Only lines with the word "JSON" are needed; collect each of them from the listing below.

* * *

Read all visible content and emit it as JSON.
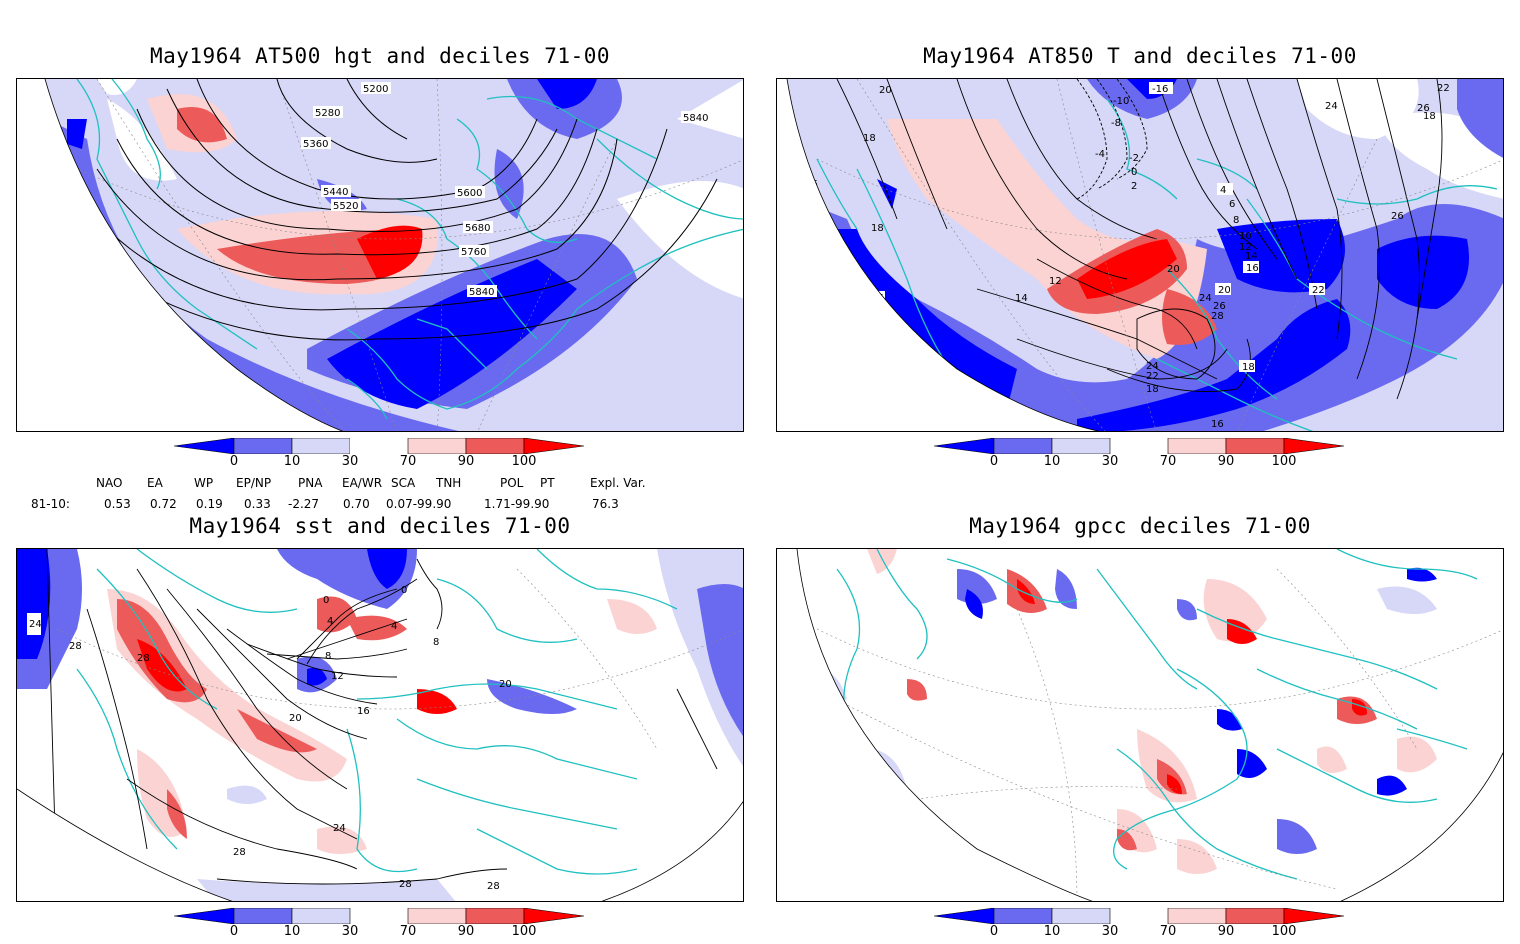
{
  "panels": [
    {
      "id": "p1",
      "title": "May1964 AT500 hgt and deciles 71-00",
      "contour_labels": [
        "5200",
        "5280",
        "5360",
        "5440",
        "5520",
        "5600",
        "5680",
        "5760",
        "5840",
        "5840"
      ]
    },
    {
      "id": "p2",
      "title": "May1964 AT850 T and deciles 71-00",
      "contour_labels": [
        "20",
        "18",
        "16",
        "18",
        "16",
        "16",
        "14",
        "12",
        "20",
        "24",
        "26",
        "28",
        "24",
        "22",
        "18",
        "-16",
        "-10",
        "-8",
        "-4",
        "-2",
        "0",
        "2",
        "4",
        "6",
        "8",
        "10",
        "12",
        "14",
        "16",
        "18",
        "20",
        "22",
        "24",
        "26",
        "22",
        "26",
        "18",
        "16"
      ]
    },
    {
      "id": "p3",
      "title": "May1964 sst and deciles 71-00",
      "contour_labels": [
        "24",
        "28",
        "28",
        "0",
        "4",
        "8",
        "12",
        "16",
        "20",
        "24",
        "28",
        "28",
        "28",
        "0",
        "4",
        "8",
        "20"
      ]
    },
    {
      "id": "p4",
      "title": "May1964 gpcc deciles 71-00",
      "contour_labels": []
    }
  ],
  "colorbar": {
    "labels": [
      "0",
      "10",
      "30",
      "70",
      "90",
      "100"
    ],
    "colors": [
      "#0000ff",
      "#6a6af0",
      "#d7d7f7",
      "#ffffff",
      "#fbd3d3",
      "#ec5a5a",
      "#ff0000"
    ]
  },
  "indices": {
    "headers": [
      "NAO",
      "EA",
      "WP",
      "EP/NP",
      "PNA",
      "EA/WR",
      "SCA",
      "TNH",
      "POL",
      "PT",
      "Expl. Var."
    ],
    "row_label": "81-10:",
    "values": [
      "0.53",
      "0.72",
      "0.19",
      "0.33",
      "-2.27",
      "0.70",
      "0.07-99.90",
      "1.71-99.90",
      "76.3"
    ]
  },
  "colors": {
    "coast": "#20c0c0",
    "contour": "#000000",
    "grid": "#888888"
  }
}
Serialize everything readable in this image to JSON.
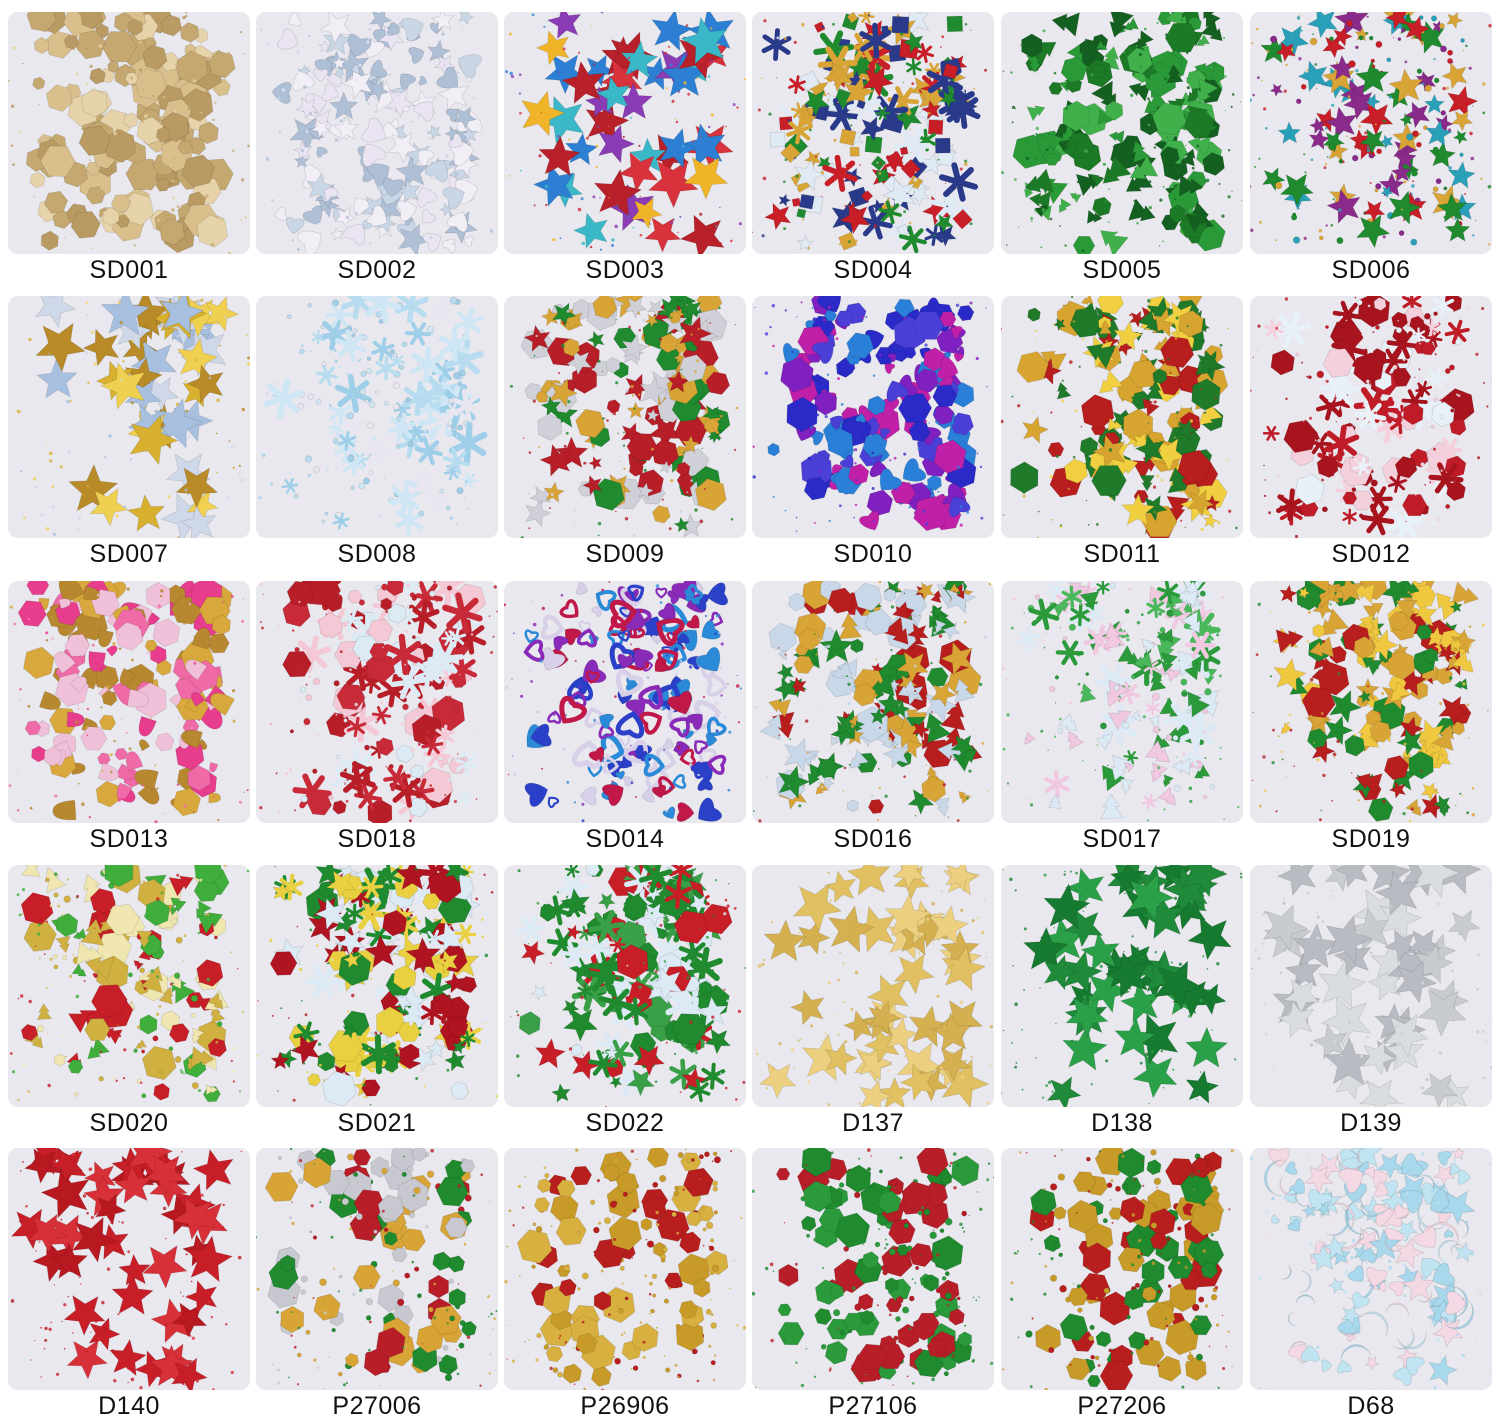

* * *

• Exercise result:
Read all visible content and emit it as JSON.
Serialize everything readable in this image to JSON.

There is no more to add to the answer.